- Stated exercise:
Please write out the complete listing that follows, exactly as it reads.

- Supplied records:
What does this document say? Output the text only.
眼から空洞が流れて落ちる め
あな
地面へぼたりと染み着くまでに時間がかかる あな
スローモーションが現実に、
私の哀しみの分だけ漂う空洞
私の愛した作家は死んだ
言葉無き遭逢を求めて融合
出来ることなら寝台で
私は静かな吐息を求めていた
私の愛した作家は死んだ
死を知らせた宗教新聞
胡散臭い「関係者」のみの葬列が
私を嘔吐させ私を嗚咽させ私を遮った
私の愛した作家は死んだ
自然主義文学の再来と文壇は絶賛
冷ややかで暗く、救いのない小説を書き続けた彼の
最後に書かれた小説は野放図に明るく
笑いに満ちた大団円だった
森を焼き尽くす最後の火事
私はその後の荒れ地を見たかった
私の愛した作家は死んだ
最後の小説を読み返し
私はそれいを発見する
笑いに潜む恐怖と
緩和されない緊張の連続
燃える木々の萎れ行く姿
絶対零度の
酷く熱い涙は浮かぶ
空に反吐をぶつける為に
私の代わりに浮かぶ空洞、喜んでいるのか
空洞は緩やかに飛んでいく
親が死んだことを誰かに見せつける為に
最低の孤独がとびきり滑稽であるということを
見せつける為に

- Answer to the task:
What does this document say? Output the text only.
眼から空洞が流れて落ちる め
あな
地面へぼたりと染み着くまでに時間がかかる あな
スローモーションが現実に、
私の哀しみの分だけ漂う空洞
私の愛した作家は死んだ
言葉無き遭逢を求めて融合
出来ることなら寝台で
私は静かな吐息を求めていた
私の愛した作家は死んだ
死を知らせた宗教新聞
胡散臭い「関係者」のみの葬列が
私を嘔吐させ私を嗚咽させ私を遮った
私の愛した作家は死んだ
自然主義文学の再来と文壇は絶賛
冷ややかで暗く、救いのない小説を書き続けた彼の
最後に書かれた小説は野放図に明るく
笑いに満ちた大団円だった
森を焼き尽くす最後の火事
私はその後の荒れ地を見たかった
私の愛した作家は死んだ
最後の小説を読み返し
私はそれいを発見する
笑いに潜む恐怖と
緩和されない緊張の連続
燃える木々の萎れ行く姿
絶対零度の
酷く熱い涙は浮かぶ
空に反吐をぶつける為に
私の代わりに浮かぶ空洞、喜んでいるのか
空洞は緩やかに飛んでいく
親が死んだことを誰かに見せつける為に
最低の孤独がとびきり滑稽であるということを
見せつける為に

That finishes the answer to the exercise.